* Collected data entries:
= = =
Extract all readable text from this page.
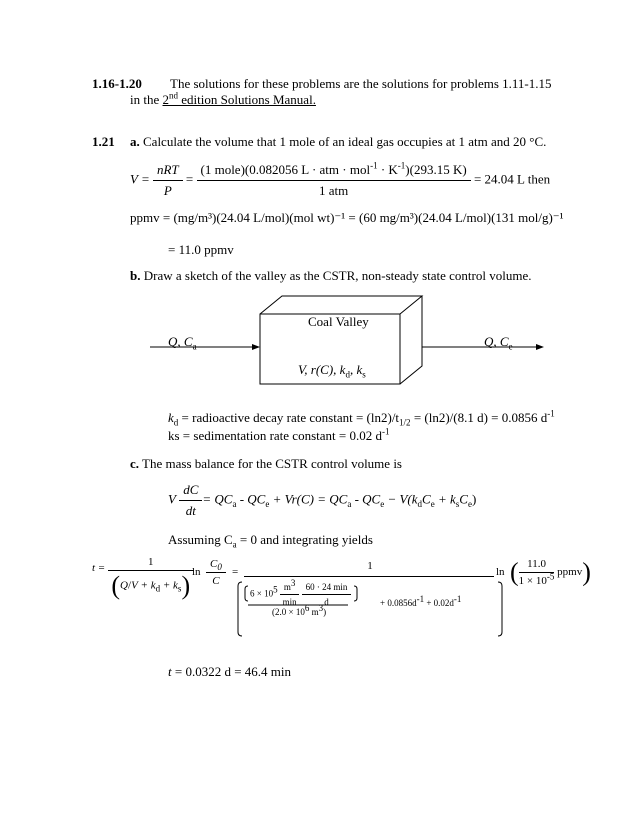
1.16-1.20 The solutions for these problems are the solutions for problems 1.11-1.15
in the 2nd edition Solutions Manual.
1.21 a. Calculate the volume that 1 mole of an ideal gas occupies at 1 atm and 20 °C.
$V = \frac{\text{nRT}}{P} = \frac{(1 mole)(0.082056 L \cdot atm \cdot mol^{-1} \cdot K^{-1})(293.15 K)}{\text{1 atm}} = 24.04$ L then
ppmv = (mg/m³)(24.04 L/mol)(mol wt)⁻¹ = (60 mg/m³)(24.04 L/mol)(131 mol/g)⁻¹
= 11.0 ppmv
b. Draw a sketch of the valley as the CSTR, non-steady state control volume.
Coal Valley
Q, $C_a$	Q, $C_e$
V, r(C), $k_d$, $k_s$
$k_d$ = radioactive decay rate constant = $(\ln 2)/t_{1/2} = (\ln 2)/(8.1$ d) = 0.0856 $d^{-1}$
ks = sedimentation rate constant = 0.02 $d^{-1}$
c. The mass balance for the CSTR control volume is
V $\frac{dC}{dt} = QC_a - QC_e + Vr(C) = QC_a - QC_e - V(k_dC_e + k_sC_e)$
Assuming $C_a = 0$ and integrating yields
$t = \frac{1}{(Q/V + k_d + k_s)}$
$\ln \frac{C_0}{C}$ =	1
$6 \times 10^5 \frac{m^3}{\min}$
$\frac{60 \cdot 24 \min}{d}$
($2.0 \times 10^6$ $m^3$)
+ $0.0856d^{-1} + 0.02d^{-1}$
ln ( $\frac{11.0}{1 \times 10^{-5}}$ ppmv)
t = 0.0322 d = 46.4 min
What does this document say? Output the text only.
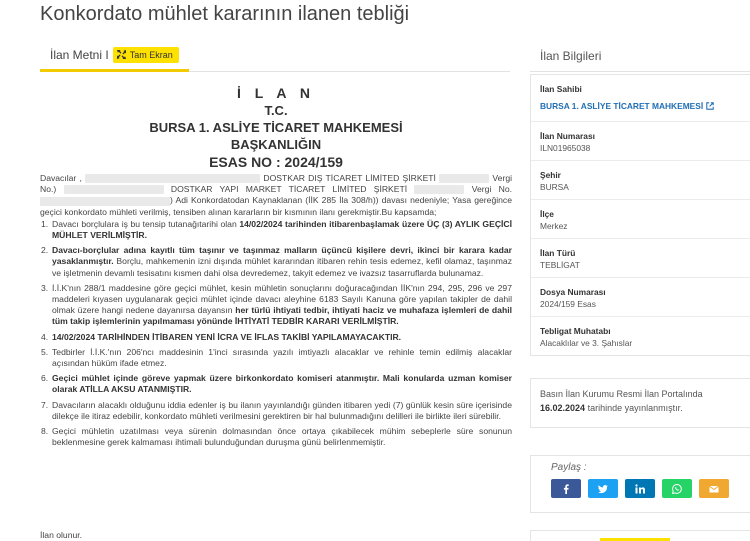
Konkordato mühlet kararının ilanen tebliği
İlan Metni I Tam Ekran
İ L A N
T.C.
BURSA 1. ASLİYE TİCARET MAHKEMESİ
BAŞKANLIĞIN
ESAS NO : 2024/159
Davacılar ,	DOSTKAR DIŞ TİCARET LİMİTED ŞİRKETİ	Vergi No.)	DOSTKAR YAPI MARKET TİCARET LİMİTED ŞİRKETİ	Vergi No. ) Adi Konkordatodan Kaynaklanan (İİK 285 İla 308/h)) davası nedeniyle; Yasa gereğince geçici konkordato mühleti verilmiş, tensiben alınan kararların bir kısmının ilanı gerekmiştir.Bu kapsamda;
1. Davacı borçlulara iş bu tensip tutanağıtarihi olan 14/02/2024 tarihinden itibarenbaşlamak üzere ÜÇ (3) AYLIK GEÇİCİ MÜHLET VERİLMİŞTİR.
2. Davacı-borçlular adına kayıtlı tüm taşınır ve taşınmaz malların üçüncü kişilere devri, ikinci bir karara kadar yasaklanmıştır. Borçlu, mahkemenin izni dışında mühlet kararından itibaren rehin tesis edemez, kefil olamaz, taşınmaz ve işletmenin devamlı tesisatını kısmen dahi olsa devredemez, takyit edemez ve ivazsız tasarruflarda bulunamaz.
3. İ.İ.K'nın 288/1 maddesine göre geçici mühlet, kesin mühletin sonuçlarını doğuracağından İİK'nın 294, 295, 296 ve 297 maddeleri kıyasen uygulanarak geçici mühlet içinde davacı aleyhine 6183 Sayılı Kanuna göre yapılan takipler de dahil olmak üzere hangi nedene dayanırsa dayansın her türlü ihtiyati tedbir, ihtiyati haciz ve muhafaza işlemleri de dahil tüm takip işlemlerinin yapılmaması yönünde İHTİYATİ TEDBİR KARARI VERİLMİŞTİR.
4. 14/02/2024 TARİHİNDEN İTİBAREN YENİ İCRA VE İFLAS TAKİBİ YAPILAMAYACAKTIR.
5. Tedbirler İ.İ.K.'nın 206'ncı maddesinin 1'inci sırasında yazılı imtiyazlı alacaklar ve rehinle temin edilmiş alacaklar açısından hüküm ifade etmez.
6. Geçici mühlet içinde göreve yapmak üzere birkonkordato komiseri atanmıştır. Mali konularda uzman komiser olarak ATİLLA AKSU ATANMIŞTIR.
7. Davacıların alacaklı olduğunu iddia edenler iş bu ilanın yayınlandığı günden itibaren yedi (7) günlük kesin süre içerisinde dilekçe ile itiraz edebilir, konkordato mühleti verilmesini gerektiren bir hal bulunmadığını delilleri ile birlikte ileri sürebilir.
8. Geçici mühletin uzatılması veya sürenin dolmasından önce ortaya çıkabilecek mühim sebeplerle süre sonunun beklenmesine gerek kalmaması ihtimali bulunduğundan duruşma günü belirlenmemiştir.
İlan olunur.
İlan Bilgileri
İlan Sahibi
BURSA 1. ASLİYE TİCARET MAHKEMESİ
İlan Numarası
ILN01965038
Şehir
BURSA
İlçe
Merkez
İlan Türü
TEBLİGAT
Dosya Numarası
2024/159 Esas
Tebligat Muhatabı
Alacaklılar ve 3. Şahıslar
Basın İlan Kurumu Resmi İlan Portalında 16.02.2024 tarihinde yayınlanmıştır.
Paylaş :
= = =
List every line in the records above that contains the word "this".

Extract all readable text from this page.
What does this document say? Output the text only.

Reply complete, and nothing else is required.